======== DATA FOR THIS EXERCISE ========

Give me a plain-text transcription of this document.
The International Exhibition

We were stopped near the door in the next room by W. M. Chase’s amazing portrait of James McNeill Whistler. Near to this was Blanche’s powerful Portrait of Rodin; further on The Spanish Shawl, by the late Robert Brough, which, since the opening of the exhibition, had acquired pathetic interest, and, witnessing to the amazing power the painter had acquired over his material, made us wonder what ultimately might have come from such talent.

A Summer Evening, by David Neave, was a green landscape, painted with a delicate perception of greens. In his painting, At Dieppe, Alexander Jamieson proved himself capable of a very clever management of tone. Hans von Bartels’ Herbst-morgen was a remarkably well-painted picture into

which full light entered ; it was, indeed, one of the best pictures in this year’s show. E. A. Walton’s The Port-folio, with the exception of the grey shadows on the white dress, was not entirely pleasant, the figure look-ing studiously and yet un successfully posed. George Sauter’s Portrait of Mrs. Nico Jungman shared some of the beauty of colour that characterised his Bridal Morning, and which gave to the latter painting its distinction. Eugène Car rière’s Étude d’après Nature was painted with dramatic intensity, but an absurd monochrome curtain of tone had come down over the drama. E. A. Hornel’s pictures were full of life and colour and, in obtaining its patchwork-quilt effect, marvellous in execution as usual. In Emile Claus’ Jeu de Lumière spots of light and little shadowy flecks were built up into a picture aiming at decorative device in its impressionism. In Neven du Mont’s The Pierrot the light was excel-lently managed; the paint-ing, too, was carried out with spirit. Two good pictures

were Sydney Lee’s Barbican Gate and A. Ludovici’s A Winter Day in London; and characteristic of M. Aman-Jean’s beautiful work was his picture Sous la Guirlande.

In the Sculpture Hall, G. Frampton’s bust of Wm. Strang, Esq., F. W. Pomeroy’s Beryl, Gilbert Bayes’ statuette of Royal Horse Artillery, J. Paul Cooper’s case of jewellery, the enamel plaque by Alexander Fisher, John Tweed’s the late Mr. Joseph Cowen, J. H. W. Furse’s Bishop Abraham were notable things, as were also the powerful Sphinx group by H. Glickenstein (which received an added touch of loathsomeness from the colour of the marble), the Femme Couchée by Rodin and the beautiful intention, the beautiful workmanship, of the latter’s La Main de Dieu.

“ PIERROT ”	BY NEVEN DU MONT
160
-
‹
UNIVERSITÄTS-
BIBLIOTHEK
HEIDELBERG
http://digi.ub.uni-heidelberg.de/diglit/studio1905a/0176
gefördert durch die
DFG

========

■ GIVEN INSTRUCTION: Output each record precisely as given.

■ EXERCISE RESPONSE:
Give me a plain-text transcription of this document.
The International Exhibition

We were stopped near the door in the next room by W. M. Chase’s amazing portrait of James McNeill Whistler. Near to this was Blanche’s powerful Portrait of Rodin; further on The Spanish Shawl, by the late Robert Brough, which, since the opening of the exhibition, had acquired pathetic interest, and, witnessing to the amazing power the painter had acquired over his material, made us wonder what ultimately might have come from such talent.

A Summer Evening, by David Neave, was a green landscape, painted with a delicate perception of greens. In his painting, At Dieppe, Alexander Jamieson proved himself capable of a very clever management of tone. Hans von Bartels’ Herbst-morgen was a remarkably well-painted picture into

which full light entered ; it was, indeed, one of the best pictures in this year’s show. E. A. Walton’s The Port-folio, with the exception of the grey shadows on the white dress, was not entirely pleasant, the figure look-ing studiously and yet un successfully posed. George Sauter’s Portrait of Mrs. Nico Jungman shared some of the beauty of colour that characterised his Bridal Morning, and which gave to the latter painting its distinction. Eugène Car rière’s Étude d’après Nature was painted with dramatic intensity, but an absurd monochrome curtain of tone had come down over the drama. E. A. Hornel’s pictures were full of life and colour and, in obtaining its patchwork-quilt effect, marvellous in execution as usual. In Emile Claus’ Jeu de Lumière spots of light and little shadowy flecks were built up into a picture aiming at decorative device in its impressionism. In Neven du Mont’s The Pierrot the light was excel-lently managed; the paint-ing, too, was carried out with spirit. Two good pictures

were Sydney Lee’s Barbican Gate and A. Ludovici’s A Winter Day in London; and characteristic of M. Aman-Jean’s beautiful work was his picture Sous la Guirlande.

In the Sculpture Hall, G. Frampton’s bust of Wm. Strang, Esq., F. W. Pomeroy’s Beryl, Gilbert Bayes’ statuette of Royal Horse Artillery, J. Paul Cooper’s case of jewellery, the enamel plaque by Alexander Fisher, John Tweed’s the late Mr. Joseph Cowen, J. H. W. Furse’s Bishop Abraham were notable things, as were also the powerful Sphinx group by H. Glickenstein (which received an added touch of loathsomeness from the colour of the marble), the Femme Couchée by Rodin and the beautiful intention, the beautiful workmanship, of the latter’s La Main de Dieu.

“ PIERROT ”	BY NEVEN DU MONT
160
-
‹
UNIVERSITÄTS-
BIBLIOTHEK
HEIDELBERG
http://digi.ub.uni-heidelberg.de/diglit/studio1905a/0176
gefördert durch die
DFG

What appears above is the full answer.